### What is asked
Starting with the line that contains "OCR this image.", return every line through the end of the listing below exactly as written. Omit the pictures.

[Dataset entries]
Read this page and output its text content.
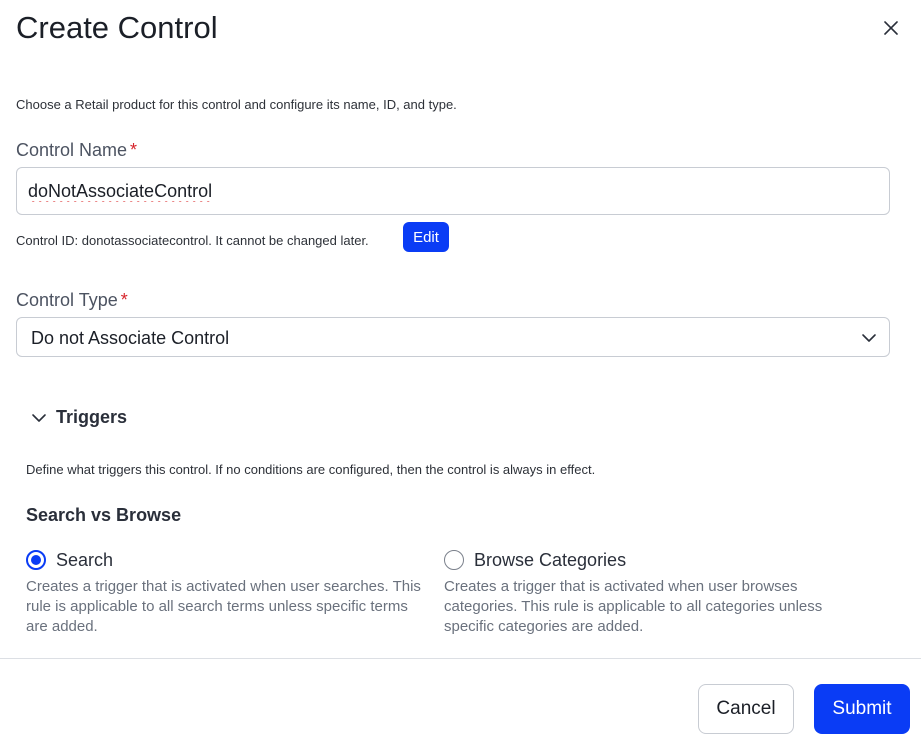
Create Control
Choose a Retail product for this control and configure its name, ID, and type.
Control Name *
doNotAssociateControl
Control ID: donotassociatecontrol. It cannot be changed later.	Edit
Control Type *
Do not Associate Control
Triggers
Define what triggers this control. If no conditions are configured, then the control is always in effect.
Search vs Browse
Search
Creates a trigger that is activated when user searches. This rule is applicable to all search terms unless specific terms are added.
Browse Categories
Creates a trigger that is activated when user browses categories. This rule is applicable to all categories unless specific categories are added.
Cancel	Submit
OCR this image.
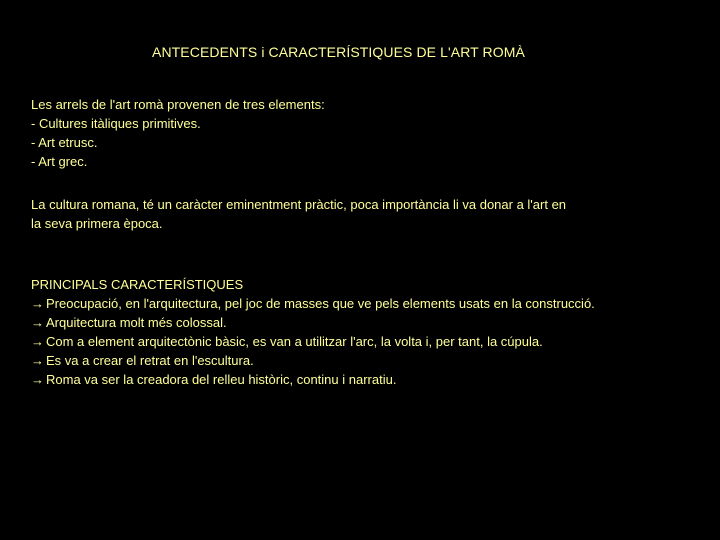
ANTECEDENTS i CARACTERÍSTIQUES DE L'ART ROMÀ
Les arrels de l'art romà provenen de tres elements:
- Cultures itàliques primitives.
- Art etrusc.
- Art grec.
La cultura romana, té un caràcter eminentment pràctic, poca importància li va donar a l'art en
la seva primera època.
PRINCIPALS CARACTERÍSTIQUES
→ Preocupació, en l'arquitectura, pel joc de masses que ve pels elements usats en la construcció.
→ Arquitectura molt més colossal.
→ Com a element arquitectònic bàsic, es van a utilitzar l'arc, la volta i, per tant, la cúpula.
→ Es va a crear el retrat en l'escultura.
→ Roma va ser la creadora del relleu històric, continu i narratiu.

### Problem solution
OCR this image.
ANTECEDENTS i CARACTERÍSTIQUES DE L'ART ROMÀ
Les arrels de l'art romà provenen de tres elements:
- Cultures itàliques primitives.
- Art etrusc.
- Art grec.
La cultura romana, té un caràcter eminentment pràctic, poca importància li va donar a l'art en
la seva primera època.
PRINCIPALS CARACTERÍSTIQUES
→ Preocupació, en l'arquitectura, pel joc de masses que ve pels elements usats en la construcció.
→ Arquitectura molt més colossal.
→ Com a element arquitectònic bàsic, es van a utilitzar l'arc, la volta i, per tant, la cúpula.
→ Es va a crear el retrat en l'escultura.
→ Roma va ser la creadora del relleu històric, continu i narratiu.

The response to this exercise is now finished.